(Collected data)

= = = = = = =

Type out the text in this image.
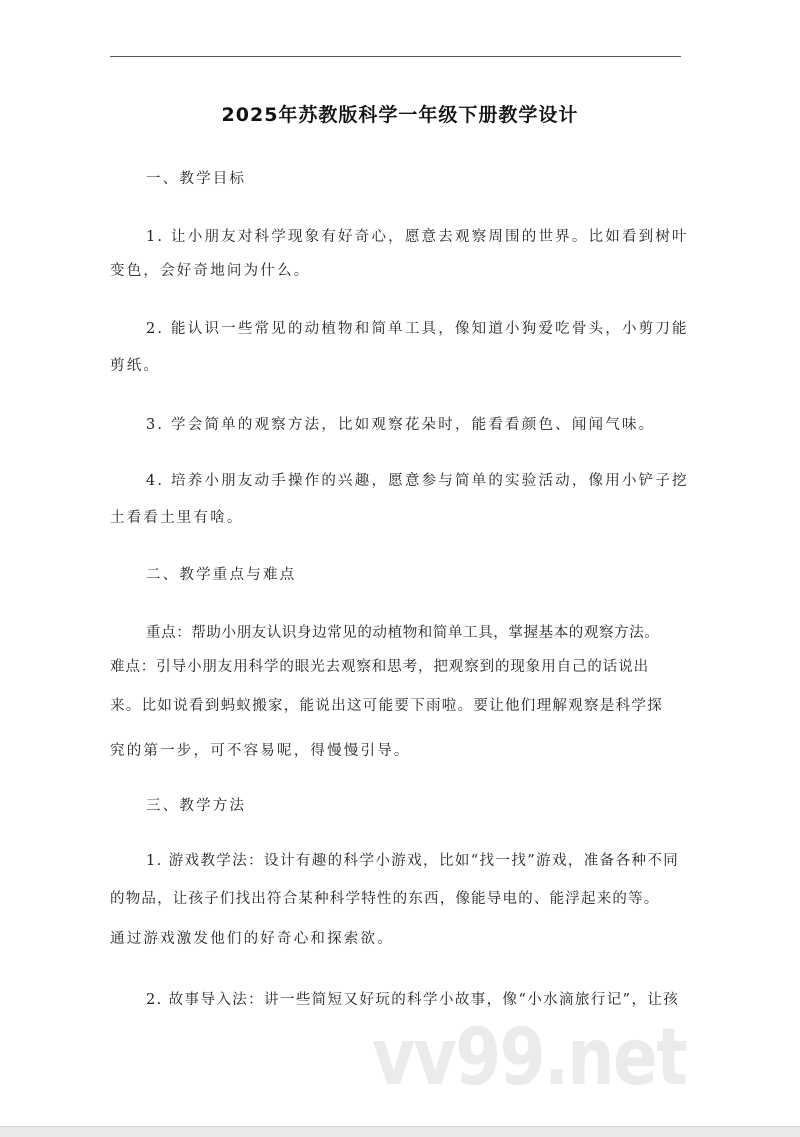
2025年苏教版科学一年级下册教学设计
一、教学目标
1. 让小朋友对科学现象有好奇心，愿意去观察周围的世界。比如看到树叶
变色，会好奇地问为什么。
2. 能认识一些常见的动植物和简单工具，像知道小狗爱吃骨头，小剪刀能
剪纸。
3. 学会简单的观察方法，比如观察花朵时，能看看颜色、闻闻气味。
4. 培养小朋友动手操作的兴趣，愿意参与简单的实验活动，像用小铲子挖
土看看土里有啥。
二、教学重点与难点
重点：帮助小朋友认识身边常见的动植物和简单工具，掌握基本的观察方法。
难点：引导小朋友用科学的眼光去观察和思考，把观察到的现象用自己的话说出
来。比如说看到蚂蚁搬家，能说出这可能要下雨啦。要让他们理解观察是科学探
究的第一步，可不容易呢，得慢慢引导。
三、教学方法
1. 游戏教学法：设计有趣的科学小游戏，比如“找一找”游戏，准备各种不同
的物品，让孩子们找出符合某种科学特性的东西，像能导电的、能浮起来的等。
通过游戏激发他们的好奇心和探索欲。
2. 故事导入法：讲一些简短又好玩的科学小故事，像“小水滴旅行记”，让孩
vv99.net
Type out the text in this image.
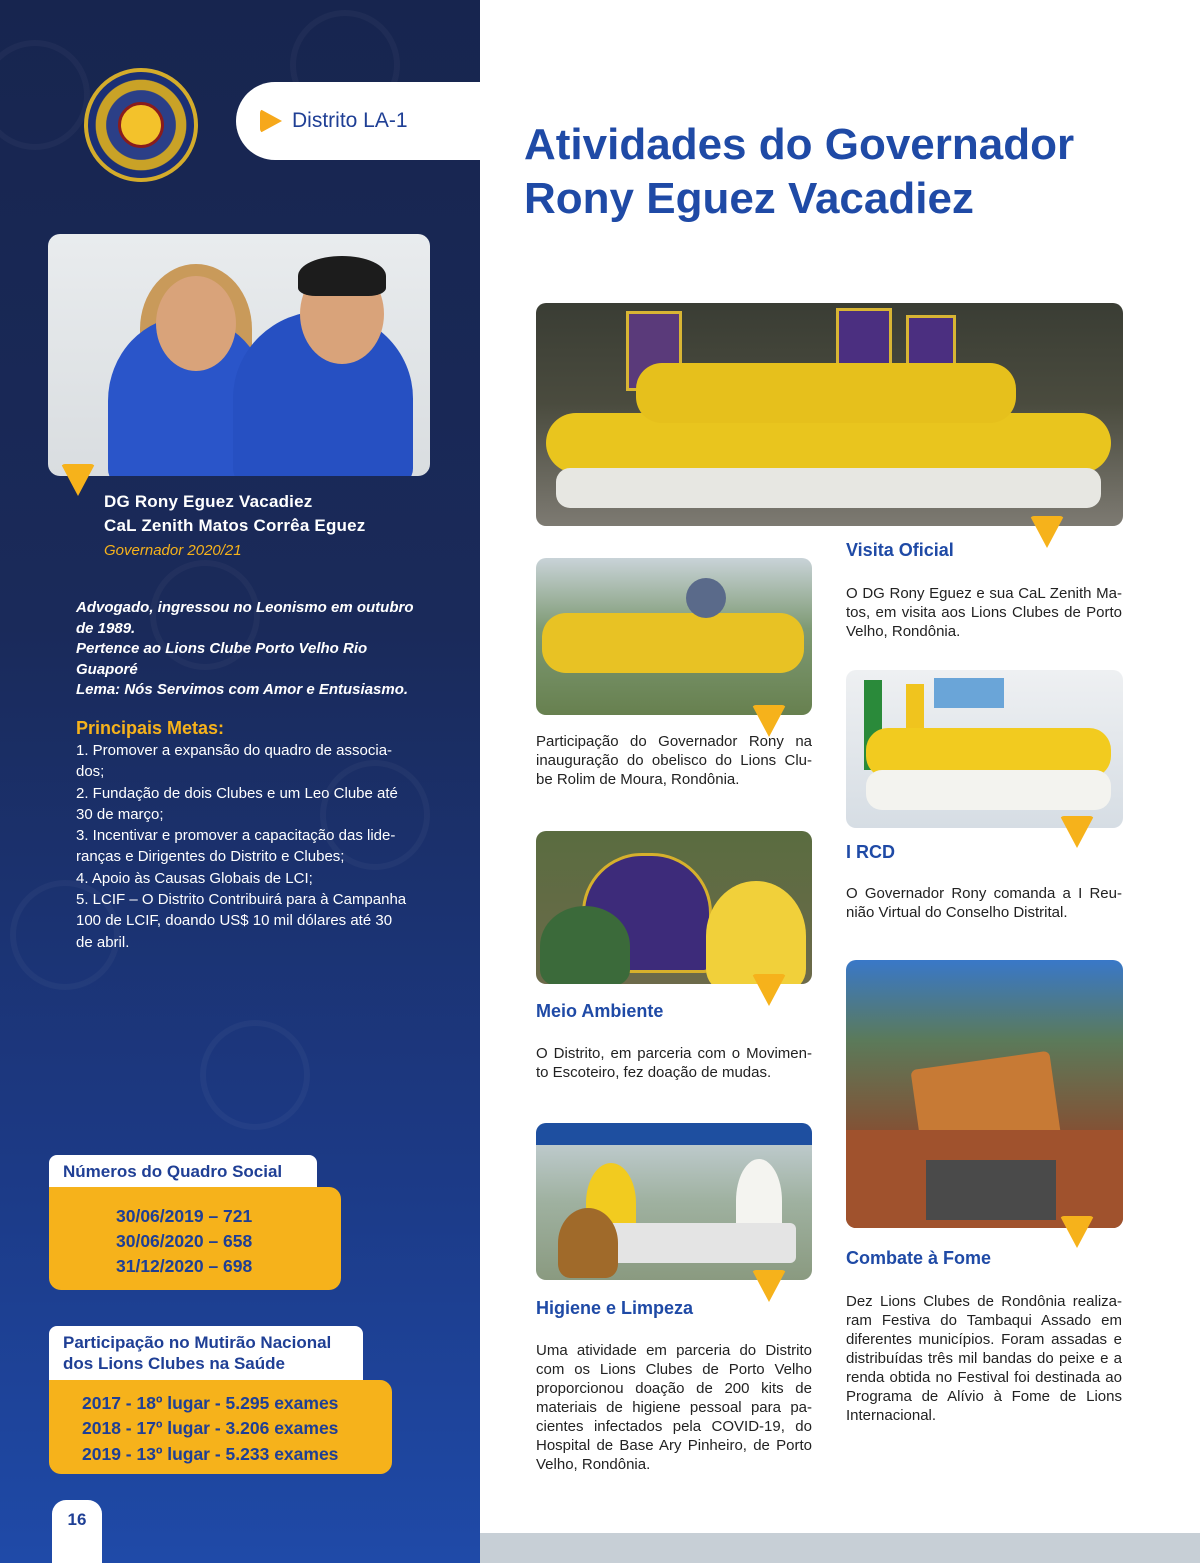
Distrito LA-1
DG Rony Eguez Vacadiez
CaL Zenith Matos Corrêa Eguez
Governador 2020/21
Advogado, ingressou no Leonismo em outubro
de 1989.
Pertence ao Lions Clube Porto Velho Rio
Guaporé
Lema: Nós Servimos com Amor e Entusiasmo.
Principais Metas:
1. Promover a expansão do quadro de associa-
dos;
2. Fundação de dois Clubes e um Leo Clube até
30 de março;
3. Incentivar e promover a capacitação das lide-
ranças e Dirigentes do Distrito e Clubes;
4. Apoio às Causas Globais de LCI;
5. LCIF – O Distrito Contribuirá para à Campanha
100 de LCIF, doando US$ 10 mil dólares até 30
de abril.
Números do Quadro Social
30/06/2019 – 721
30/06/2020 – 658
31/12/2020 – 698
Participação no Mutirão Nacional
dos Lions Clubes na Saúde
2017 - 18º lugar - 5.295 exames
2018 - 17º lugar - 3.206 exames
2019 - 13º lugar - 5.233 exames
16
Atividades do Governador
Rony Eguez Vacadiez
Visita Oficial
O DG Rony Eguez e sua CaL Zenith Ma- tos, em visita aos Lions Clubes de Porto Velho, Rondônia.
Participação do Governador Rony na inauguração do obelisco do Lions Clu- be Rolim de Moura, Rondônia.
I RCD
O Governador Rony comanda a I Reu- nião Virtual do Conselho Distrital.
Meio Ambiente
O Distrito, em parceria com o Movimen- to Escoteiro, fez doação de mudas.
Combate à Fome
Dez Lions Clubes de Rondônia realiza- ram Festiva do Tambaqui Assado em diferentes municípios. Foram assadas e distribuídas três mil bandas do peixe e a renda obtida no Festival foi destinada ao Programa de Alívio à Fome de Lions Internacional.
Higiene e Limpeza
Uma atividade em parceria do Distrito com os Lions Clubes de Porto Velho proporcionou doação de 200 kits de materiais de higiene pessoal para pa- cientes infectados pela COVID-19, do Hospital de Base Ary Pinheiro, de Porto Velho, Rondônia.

= = = = = = =

• Exercise instructions: Exclude all images and restate the records above word for word.

• Solution below:
Type out the text in this image.
2025年苏教版科学一年级下册教学设计
一、教学目标
1. 让小朋友对科学现象有好奇心，愿意去观察周围的世界。比如看到树叶
变色，会好奇地问为什么。
2. 能认识一些常见的动植物和简单工具，像知道小狗爱吃骨头，小剪刀能
剪纸。
3. 学会简单的观察方法，比如观察花朵时，能看看颜色、闻闻气味。
4. 培养小朋友动手操作的兴趣，愿意参与简单的实验活动，像用小铲子挖
土看看土里有啥。
二、教学重点与难点
重点：帮助小朋友认识身边常见的动植物和简单工具，掌握基本的观察方法。
难点：引导小朋友用科学的眼光去观察和思考，把观察到的现象用自己的话说出
来。比如说看到蚂蚁搬家，能说出这可能要下雨啦。要让他们理解观察是科学探
究的第一步，可不容易呢，得慢慢引导。
三、教学方法
1. 游戏教学法：设计有趣的科学小游戏，比如“找一找”游戏，准备各种不同
的物品，让孩子们找出符合某种科学特性的东西，像能导电的、能浮起来的等。
通过游戏激发他们的好奇心和探索欲。
2. 故事导入法：讲一些简短又好玩的科学小故事，像“小水滴旅行记”，让孩
vv99.net
Type out the text in this image.
Distrito LA-1
DG Rony Eguez Vacadiez
CaL Zenith Matos Corrêa Eguez
Governador 2020/21
Advogado, ingressou no Leonismo em outubro
de 1989.
Pertence ao Lions Clube Porto Velho Rio
Guaporé
Lema: Nós Servimos com Amor e Entusiasmo.
Principais Metas:
1. Promover a expansão do quadro de associa-
dos;
2. Fundação de dois Clubes e um Leo Clube até
30 de março;
3. Incentivar e promover a capacitação das lide-
ranças e Dirigentes do Distrito e Clubes;
4. Apoio às Causas Globais de LCI;
5. LCIF – O Distrito Contribuirá para à Campanha
100 de LCIF, doando US$ 10 mil dólares até 30
de abril.
Números do Quadro Social
30/06/2019 – 721
30/06/2020 – 658
31/12/2020 – 698
Participação no Mutirão Nacional
dos Lions Clubes na Saúde
2017 - 18º lugar - 5.295 exames
2018 - 17º lugar - 3.206 exames
2019 - 13º lugar - 5.233 exames
16
Atividades do Governador
Rony Eguez Vacadiez
Visita Oficial
O DG Rony Eguez e sua CaL Zenith Ma- tos, em visita aos Lions Clubes de Porto Velho, Rondônia.
Participação do Governador Rony na inauguração do obelisco do Lions Clu- be Rolim de Moura, Rondônia.
I RCD
O Governador Rony comanda a I Reu- nião Virtual do Conselho Distrital.
Meio Ambiente
O Distrito, em parceria com o Movimen- to Escoteiro, fez doação de mudas.
Combate à Fome
Dez Lions Clubes de Rondônia realiza- ram Festiva do Tambaqui Assado em diferentes municípios. Foram assadas e distribuídas três mil bandas do peixe e a renda obtida no Festival foi destinada ao Programa de Alívio à Fome de Lions Internacional.
Higiene e Limpeza
Uma atividade em parceria do Distrito com os Lions Clubes de Porto Velho proporcionou doação de 200 kits de materiais de higiene pessoal para pa- cientes infectados pela COVID-19, do Hospital de Base Ary Pinheiro, de Porto Velho, Rondônia.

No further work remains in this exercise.